▸ **Saved data entries**:
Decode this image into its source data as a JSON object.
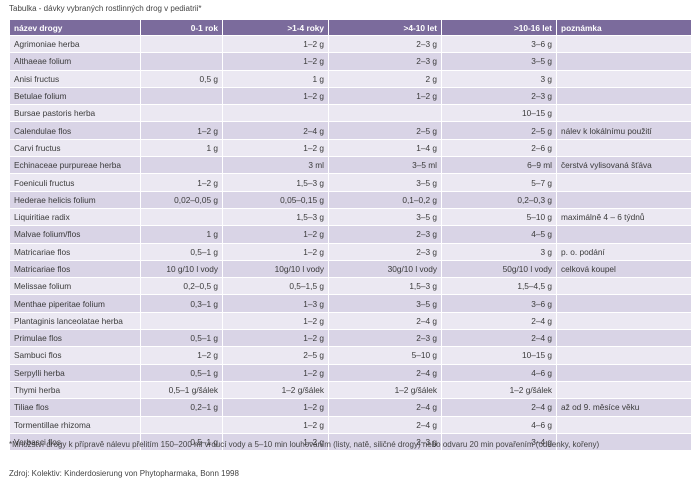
{
  "caption": "Tabulka - dávky vybraných rostlinných drog v pediatrii*",
  "columns": [
    "název drogy",
    "0-1 rok",
    ">1-4 roky",
    ">4-10 let",
    ">10-16 let",
    "poznámka"
  ],
  "rows": [
    [
      "Agrimoniae herba",
      "",
      "1–2 g",
      "2–3 g",
      "3–6 g",
      ""
    ],
    [
      "Althaeae folium",
      "",
      "1–2 g",
      "2–3 g",
      "3–5 g",
      ""
    ],
    [
      "Anisi fructus",
      "0,5 g",
      "1 g",
      "2 g",
      "3 g",
      ""
    ],
    [
      "Betulae folium",
      "",
      "1–2 g",
      "1–2 g",
      "2–3 g",
      ""
    ],
    [
      "Bursae pastoris herba",
      "",
      "",
      "",
      "10–15 g",
      ""
    ],
    [
      "Calendulae flos",
      "1–2 g",
      "2–4 g",
      "2–5 g",
      "2–5 g",
      "nálev k lokálnímu použití"
    ],
    [
      "Carvi fructus",
      "1 g",
      "1–2 g",
      "1–4 g",
      "2–6 g",
      ""
    ],
    [
      "Echinaceae purpureae herba",
      "",
      "3 ml",
      "3–5 ml",
      "6–9 ml",
      "čerstvá vylisovaná šťáva"
    ],
    [
      "Foeniculi fructus",
      "1–2 g",
      "1,5–3 g",
      "3–5 g",
      "5–7 g",
      ""
    ],
    [
      "Hederae helicis folium",
      "0,02–0,05 g",
      "0,05–0,15 g",
      "0,1–0,2 g",
      "0,2–0,3 g",
      ""
    ],
    [
      "Liquiritiae radix",
      "",
      "1,5–3 g",
      "3–5 g",
      "5–10 g",
      "maximálně 4 – 6 týdnů"
    ],
    [
      "Malvae folium/flos",
      "1 g",
      "1–2 g",
      "2–3 g",
      "4–5 g",
      ""
    ],
    [
      "Matricariae flos",
      "0,5–1 g",
      "1–2 g",
      "2–3 g",
      "3 g",
      "p. o. podání"
    ],
    [
      "Matricariae flos",
      "10 g/10 l vody",
      "10g/10 l vody",
      "30g/10 l vody",
      "50g/10 l vody",
      "celková koupel"
    ],
    [
      "Melissae folium",
      "0,2–0,5 g",
      "0,5–1,5 g",
      "1,5–3 g",
      "1,5–4,5 g",
      ""
    ],
    [
      "Menthae piperitae folium",
      "0,3–1 g",
      "1–3 g",
      "3–5 g",
      "3–6 g",
      ""
    ],
    [
      "Plantaginis lanceolatae herba",
      "",
      "1–2 g",
      "2–4 g",
      "2–4 g",
      ""
    ],
    [
      "Primulae flos",
      "0,5–1 g",
      "1–2 g",
      "2–3 g",
      "2–4 g",
      ""
    ],
    [
      "Sambuci flos",
      "1–2 g",
      "2–5 g",
      "5–10 g",
      "10–15 g",
      ""
    ],
    [
      "Serpylli herba",
      "0,5–1 g",
      "1–2 g",
      "2–4 g",
      "4–6 g",
      ""
    ],
    [
      "Thymi herba",
      "0,5–1 g/šálek",
      "1–2 g/šálek",
      "1–2 g/šálek",
      "1–2 g/šálek",
      ""
    ],
    [
      "Tiliae flos",
      "0,2–1 g",
      "1–2 g",
      "2–4 g",
      "2–4 g",
      "až od 9. měsíce věku"
    ],
    [
      "Tormentillae rhizoma",
      "",
      "1–2 g",
      "2–4 g",
      "4–6 g",
      ""
    ],
    [
      "Verbasci flos",
      "0,5–1 g",
      "1–2 g",
      "2–3 g",
      "3–4 g",
      ""
    ]
  ],
  "footnote": "*Množství drogy k přípravě nálevu přelitím 150–200 ml vroucí vody a 5–10 min louhováním (listy, natě, siličné drogy) nebo odvaru 20 min povařením (oddenky, kořeny)",
  "source": "Zdroj: Kolektiv: Kinderdosierung von Phytopharmaka, Bonn 1998"
}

▸ **What to produce**: Give back all entries exactly. No pictures belong in the copy.

▸ **Written response**:
Decode this image into its source data as a JSON object.
{
  "caption": "Tabulka - dávky vybraných rostlinných drog v pediatrii*",
  "columns": [
    "název drogy",
    "0-1 rok",
    ">1-4 roky",
    ">4-10 let",
    ">10-16 let",
    "poznámka"
  ],
  "rows": [
    [
      "Agrimoniae herba",
      "",
      "1–2 g",
      "2–3 g",
      "3–6 g",
      ""
    ],
    [
      "Althaeae folium",
      "",
      "1–2 g",
      "2–3 g",
      "3–5 g",
      ""
    ],
    [
      "Anisi fructus",
      "0,5 g",
      "1 g",
      "2 g",
      "3 g",
      ""
    ],
    [
      "Betulae folium",
      "",
      "1–2 g",
      "1–2 g",
      "2–3 g",
      ""
    ],
    [
      "Bursae pastoris herba",
      "",
      "",
      "",
      "10–15 g",
      ""
    ],
    [
      "Calendulae flos",
      "1–2 g",
      "2–4 g",
      "2–5 g",
      "2–5 g",
      "nálev k lokálnímu použití"
    ],
    [
      "Carvi fructus",
      "1 g",
      "1–2 g",
      "1–4 g",
      "2–6 g",
      ""
    ],
    [
      "Echinaceae purpureae herba",
      "",
      "3 ml",
      "3–5 ml",
      "6–9 ml",
      "čerstvá vylisovaná šťáva"
    ],
    [
      "Foeniculi fructus",
      "1–2 g",
      "1,5–3 g",
      "3–5 g",
      "5–7 g",
      ""
    ],
    [
      "Hederae helicis folium",
      "0,02–0,05 g",
      "0,05–0,15 g",
      "0,1–0,2 g",
      "0,2–0,3 g",
      ""
    ],
    [
      "Liquiritiae radix",
      "",
      "1,5–3 g",
      "3–5 g",
      "5–10 g",
      "maximálně 4 – 6 týdnů"
    ],
    [
      "Malvae folium/flos",
      "1 g",
      "1–2 g",
      "2–3 g",
      "4–5 g",
      ""
    ],
    [
      "Matricariae flos",
      "0,5–1 g",
      "1–2 g",
      "2–3 g",
      "3 g",
      "p. o. podání"
    ],
    [
      "Matricariae flos",
      "10 g/10 l vody",
      "10g/10 l vody",
      "30g/10 l vody",
      "50g/10 l vody",
      "celková koupel"
    ],
    [
      "Melissae folium",
      "0,2–0,5 g",
      "0,5–1,5 g",
      "1,5–3 g",
      "1,5–4,5 g",
      ""
    ],
    [
      "Menthae piperitae folium",
      "0,3–1 g",
      "1–3 g",
      "3–5 g",
      "3–6 g",
      ""
    ],
    [
      "Plantaginis lanceolatae herba",
      "",
      "1–2 g",
      "2–4 g",
      "2–4 g",
      ""
    ],
    [
      "Primulae flos",
      "0,5–1 g",
      "1–2 g",
      "2–3 g",
      "2–4 g",
      ""
    ],
    [
      "Sambuci flos",
      "1–2 g",
      "2–5 g",
      "5–10 g",
      "10–15 g",
      ""
    ],
    [
      "Serpylli herba",
      "0,5–1 g",
      "1–2 g",
      "2–4 g",
      "4–6 g",
      ""
    ],
    [
      "Thymi herba",
      "0,5–1 g/šálek",
      "1–2 g/šálek",
      "1–2 g/šálek",
      "1–2 g/šálek",
      ""
    ],
    [
      "Tiliae flos",
      "0,2–1 g",
      "1–2 g",
      "2–4 g",
      "2–4 g",
      "až od 9. měsíce věku"
    ],
    [
      "Tormentillae rhizoma",
      "",
      "1–2 g",
      "2–4 g",
      "4–6 g",
      ""
    ],
    [
      "Verbasci flos",
      "0,5–1 g",
      "1–2 g",
      "2–3 g",
      "3–4 g",
      ""
    ]
  ],
  "footnote": "*Množství drogy k přípravě nálevu přelitím 150–200 ml vroucí vody a 5–10 min louhováním (listy, natě, siličné drogy) nebo odvaru 20 min povařením (oddenky, kořeny)",
  "source": "Zdroj: Kolektiv: Kinderdosierung von Phytopharmaka, Bonn 1998"
}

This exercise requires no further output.